## Task instructions
For this exercise, repeat all of the material verbatim apart from its images.

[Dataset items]
▬▬▬▬▬▬

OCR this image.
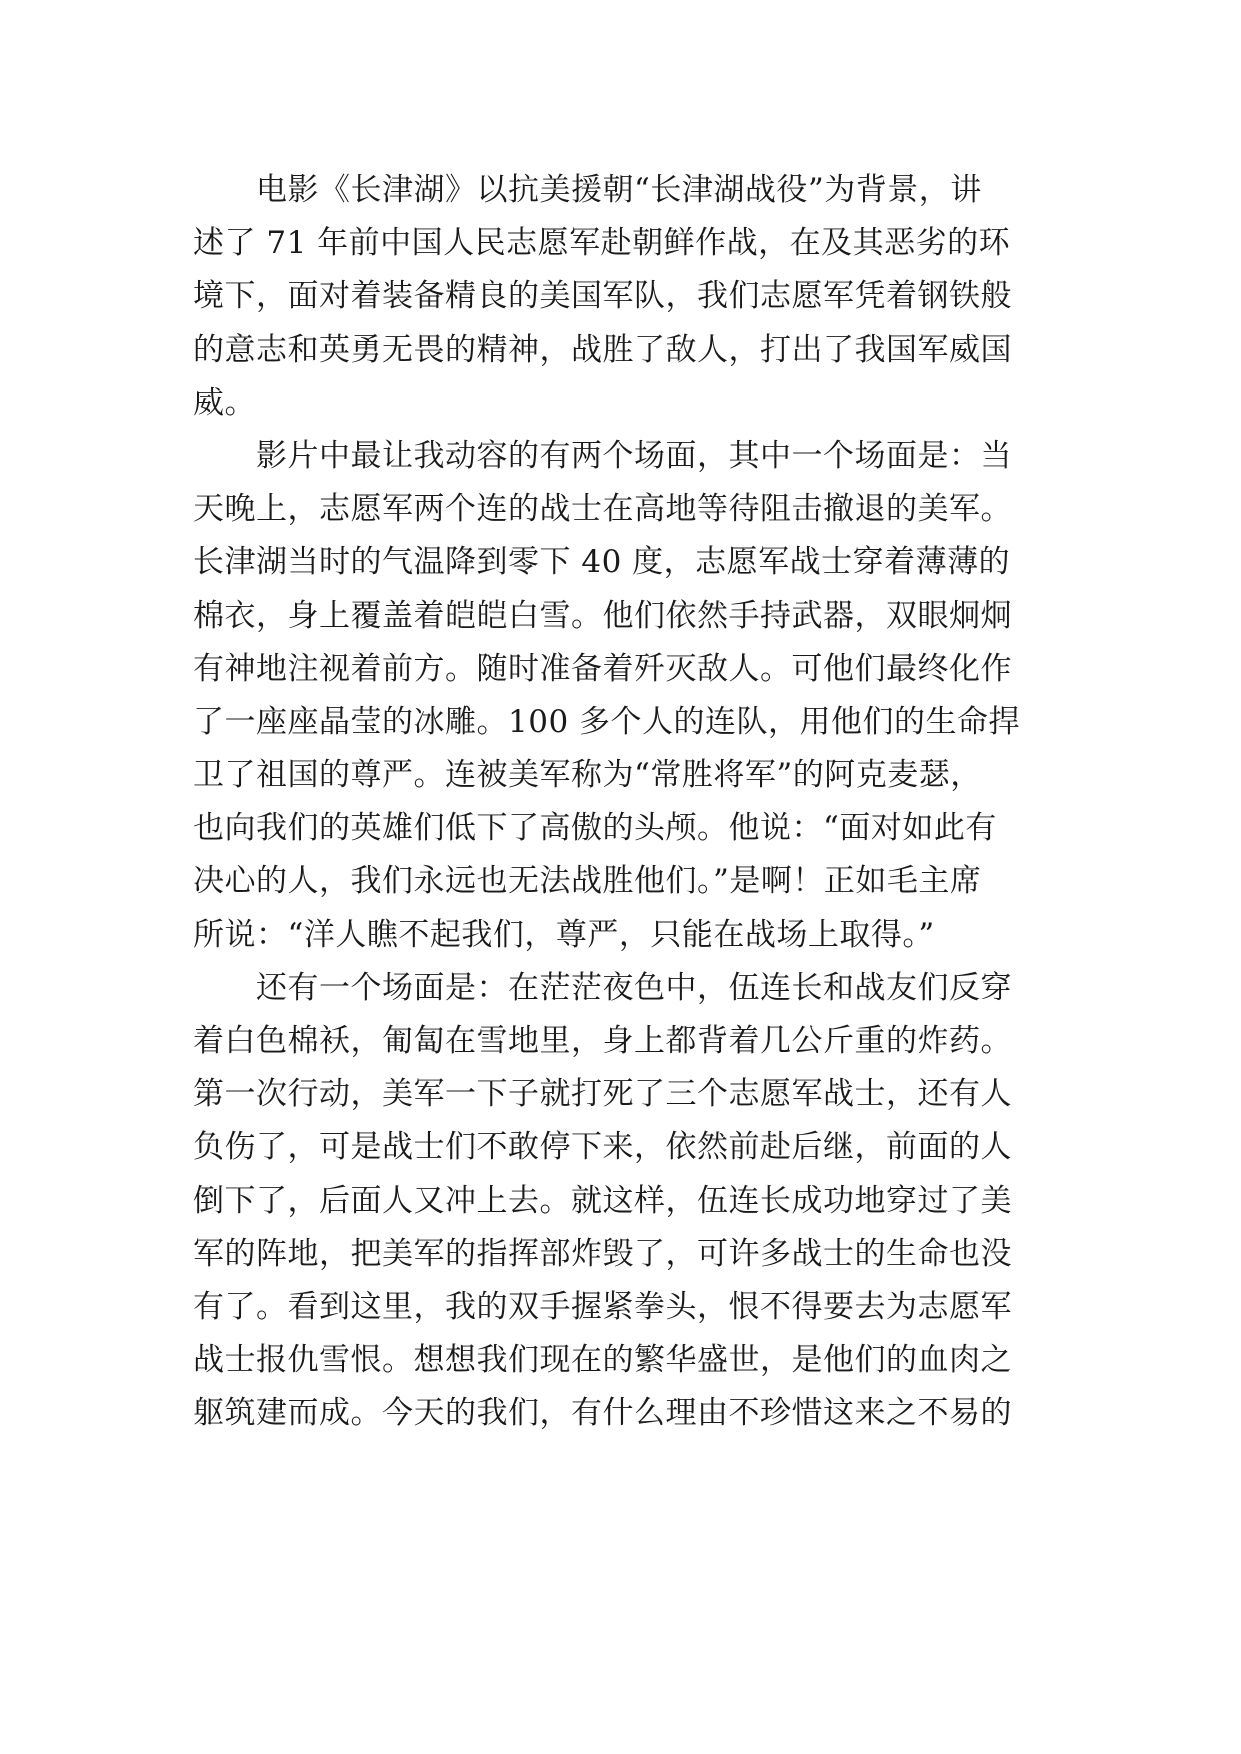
　　电影《长津湖》以抗美援朝“长津湖战役”为背景，讲
述了 71 年前中国人民志愿军赴朝鲜作战，在及其恶劣的环
境下，面对着装备精良的美国军队，我们志愿军凭着钢铁般
的意志和英勇无畏的精神，战胜了敌人，打出了我国军威国
威。
　　影片中最让我动容的有两个场面，其中一个场面是：当
天晚上，志愿军两个连的战士在高地等待阻击撤退的美军。
长津湖当时的气温降到零下 40 度，志愿军战士穿着薄薄的
棉衣，身上覆盖着皑皑白雪。他们依然手持武器，双眼炯炯
有神地注视着前方。随时准备着歼灭敌人。可他们最终化作
了一座座晶莹的冰雕。100 多个人的连队，用他们的生命捍
卫了祖国的尊严。连被美军称为“常胜将军”的阿克麦瑟，
也向我们的英雄们低下了高傲的头颅。他说：“面对如此有
决心的人，我们永远也无法战胜他们。”是啊！正如毛主席
所说：“洋人瞧不起我们，尊严，只能在战场上取得。”
　　还有一个场面是：在茫茫夜色中，伍连长和战友们反穿
着白色棉袄，匍匐在雪地里，身上都背着几公斤重的炸药。
第一次行动，美军一下子就打死了三个志愿军战士，还有人
负伤了，可是战士们不敢停下来，依然前赴后继，前面的人
倒下了，后面人又冲上去。就这样，伍连长成功地穿过了美
军的阵地，把美军的指挥部炸毁了，可许多战士的生命也没
有了。看到这里，我的双手握紧拳头，恨不得要去为志愿军
战士报仇雪恨。想想我们现在的繁华盛世，是他们的血肉之
躯筑建而成。今天的我们，有什么理由不珍惜这来之不易的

▬▬▬▬▬▬

## Exercise output
OCR this image.
　　电影《长津湖》以抗美援朝“长津湖战役”为背景，讲
述了 71 年前中国人民志愿军赴朝鲜作战，在及其恶劣的环
境下，面对着装备精良的美国军队，我们志愿军凭着钢铁般
的意志和英勇无畏的精神，战胜了敌人，打出了我国军威国
威。
　　影片中最让我动容的有两个场面，其中一个场面是：当
天晚上，志愿军两个连的战士在高地等待阻击撤退的美军。
长津湖当时的气温降到零下 40 度，志愿军战士穿着薄薄的
棉衣，身上覆盖着皑皑白雪。他们依然手持武器，双眼炯炯
有神地注视着前方。随时准备着歼灭敌人。可他们最终化作
了一座座晶莹的冰雕。100 多个人的连队，用他们的生命捍
卫了祖国的尊严。连被美军称为“常胜将军”的阿克麦瑟，
也向我们的英雄们低下了高傲的头颅。他说：“面对如此有
决心的人，我们永远也无法战胜他们。”是啊！正如毛主席
所说：“洋人瞧不起我们，尊严，只能在战场上取得。”
　　还有一个场面是：在茫茫夜色中，伍连长和战友们反穿
着白色棉袄，匍匐在雪地里，身上都背着几公斤重的炸药。
第一次行动，美军一下子就打死了三个志愿军战士，还有人
负伤了，可是战士们不敢停下来，依然前赴后继，前面的人
倒下了，后面人又冲上去。就这样，伍连长成功地穿过了美
军的阵地，把美军的指挥部炸毁了，可许多战士的生命也没
有了。看到这里，我的双手握紧拳头，恨不得要去为志愿军
战士报仇雪恨。想想我们现在的繁华盛世，是他们的血肉之
躯筑建而成。今天的我们，有什么理由不珍惜这来之不易的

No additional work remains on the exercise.